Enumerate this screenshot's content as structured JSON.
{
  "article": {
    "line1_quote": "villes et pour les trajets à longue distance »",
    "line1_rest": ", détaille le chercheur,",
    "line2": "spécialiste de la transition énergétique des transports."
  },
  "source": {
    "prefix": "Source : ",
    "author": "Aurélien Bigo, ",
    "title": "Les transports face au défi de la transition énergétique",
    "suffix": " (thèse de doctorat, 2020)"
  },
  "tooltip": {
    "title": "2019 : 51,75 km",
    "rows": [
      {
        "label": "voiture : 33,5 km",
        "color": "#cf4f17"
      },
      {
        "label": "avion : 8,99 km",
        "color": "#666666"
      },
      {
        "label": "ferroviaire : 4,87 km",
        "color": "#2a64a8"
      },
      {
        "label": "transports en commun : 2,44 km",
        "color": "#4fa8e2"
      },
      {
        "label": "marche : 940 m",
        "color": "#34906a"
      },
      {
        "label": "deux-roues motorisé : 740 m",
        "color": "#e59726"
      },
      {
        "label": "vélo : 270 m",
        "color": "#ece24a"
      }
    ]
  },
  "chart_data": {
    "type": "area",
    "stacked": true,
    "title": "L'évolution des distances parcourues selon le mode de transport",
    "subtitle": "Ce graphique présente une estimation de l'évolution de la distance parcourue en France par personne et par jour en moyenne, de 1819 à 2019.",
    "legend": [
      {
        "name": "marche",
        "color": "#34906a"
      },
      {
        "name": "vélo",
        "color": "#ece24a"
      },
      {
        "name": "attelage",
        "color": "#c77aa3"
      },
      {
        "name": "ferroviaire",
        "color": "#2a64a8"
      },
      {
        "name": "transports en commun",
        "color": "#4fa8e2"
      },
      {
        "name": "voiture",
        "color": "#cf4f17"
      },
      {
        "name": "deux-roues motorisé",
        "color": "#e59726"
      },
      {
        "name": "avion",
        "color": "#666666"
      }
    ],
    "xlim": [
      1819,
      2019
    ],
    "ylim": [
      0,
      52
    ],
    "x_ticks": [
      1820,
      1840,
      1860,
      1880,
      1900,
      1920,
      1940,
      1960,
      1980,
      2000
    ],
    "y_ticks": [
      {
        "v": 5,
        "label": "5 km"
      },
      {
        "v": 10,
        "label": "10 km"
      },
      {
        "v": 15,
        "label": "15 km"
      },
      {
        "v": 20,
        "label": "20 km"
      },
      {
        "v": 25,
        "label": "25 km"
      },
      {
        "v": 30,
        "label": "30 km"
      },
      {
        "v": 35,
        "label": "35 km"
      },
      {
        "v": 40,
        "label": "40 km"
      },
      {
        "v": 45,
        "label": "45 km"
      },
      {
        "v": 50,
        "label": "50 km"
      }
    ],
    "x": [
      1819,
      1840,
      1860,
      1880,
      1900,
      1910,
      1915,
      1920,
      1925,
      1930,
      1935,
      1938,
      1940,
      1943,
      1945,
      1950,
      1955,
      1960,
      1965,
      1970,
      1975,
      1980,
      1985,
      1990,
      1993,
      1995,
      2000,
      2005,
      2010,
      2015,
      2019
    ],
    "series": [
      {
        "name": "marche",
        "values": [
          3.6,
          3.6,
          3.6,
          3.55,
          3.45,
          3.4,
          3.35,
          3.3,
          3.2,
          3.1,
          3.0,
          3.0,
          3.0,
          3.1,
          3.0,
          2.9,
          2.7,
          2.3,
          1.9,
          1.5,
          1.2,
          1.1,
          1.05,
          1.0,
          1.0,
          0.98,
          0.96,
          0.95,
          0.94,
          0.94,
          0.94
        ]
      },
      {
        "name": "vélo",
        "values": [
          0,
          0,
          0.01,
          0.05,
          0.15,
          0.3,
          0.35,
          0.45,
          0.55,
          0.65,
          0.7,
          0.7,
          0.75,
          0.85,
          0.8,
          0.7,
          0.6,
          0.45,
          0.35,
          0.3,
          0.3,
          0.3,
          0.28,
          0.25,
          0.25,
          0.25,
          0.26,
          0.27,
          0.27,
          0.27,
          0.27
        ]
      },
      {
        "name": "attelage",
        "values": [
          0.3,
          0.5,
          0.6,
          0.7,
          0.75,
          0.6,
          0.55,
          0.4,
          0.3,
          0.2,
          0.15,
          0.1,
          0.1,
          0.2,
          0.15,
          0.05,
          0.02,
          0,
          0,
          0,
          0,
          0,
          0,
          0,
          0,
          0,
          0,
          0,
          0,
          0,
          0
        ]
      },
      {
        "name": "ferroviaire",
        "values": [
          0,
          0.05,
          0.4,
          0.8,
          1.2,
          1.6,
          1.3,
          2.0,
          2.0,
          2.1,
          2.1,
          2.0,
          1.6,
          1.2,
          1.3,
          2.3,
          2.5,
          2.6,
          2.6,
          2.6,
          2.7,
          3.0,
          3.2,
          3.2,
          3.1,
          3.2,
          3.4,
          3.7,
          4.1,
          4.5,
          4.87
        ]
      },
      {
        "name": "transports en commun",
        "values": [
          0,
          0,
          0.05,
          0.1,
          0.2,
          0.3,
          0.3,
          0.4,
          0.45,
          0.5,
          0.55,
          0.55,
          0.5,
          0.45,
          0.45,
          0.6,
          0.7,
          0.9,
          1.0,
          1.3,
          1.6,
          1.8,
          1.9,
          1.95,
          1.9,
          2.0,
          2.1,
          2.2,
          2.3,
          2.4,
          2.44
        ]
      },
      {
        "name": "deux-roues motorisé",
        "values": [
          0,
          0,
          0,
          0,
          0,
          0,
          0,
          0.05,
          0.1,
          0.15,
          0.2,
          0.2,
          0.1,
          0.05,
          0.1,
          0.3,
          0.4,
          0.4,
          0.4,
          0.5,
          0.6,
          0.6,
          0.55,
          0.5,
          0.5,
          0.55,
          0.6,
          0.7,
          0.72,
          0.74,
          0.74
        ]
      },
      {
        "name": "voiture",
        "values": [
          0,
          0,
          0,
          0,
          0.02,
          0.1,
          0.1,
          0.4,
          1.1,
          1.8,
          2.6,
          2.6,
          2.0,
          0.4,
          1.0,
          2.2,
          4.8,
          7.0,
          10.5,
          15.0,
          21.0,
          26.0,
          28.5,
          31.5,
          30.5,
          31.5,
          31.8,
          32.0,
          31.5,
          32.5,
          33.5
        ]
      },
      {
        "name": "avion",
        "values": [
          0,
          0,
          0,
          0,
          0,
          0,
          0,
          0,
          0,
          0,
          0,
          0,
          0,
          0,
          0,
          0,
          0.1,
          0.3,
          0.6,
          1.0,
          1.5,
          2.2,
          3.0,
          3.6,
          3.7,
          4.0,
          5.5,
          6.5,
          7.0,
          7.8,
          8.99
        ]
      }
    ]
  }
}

THE PROBLEM:
Pull out each line of the records holding the string "transition".

WRITTEN RESPONSE:
    "line2": "spécialiste de la transition énergétique des transports."
    "title": "Les transports face au défi de la transition énergétique",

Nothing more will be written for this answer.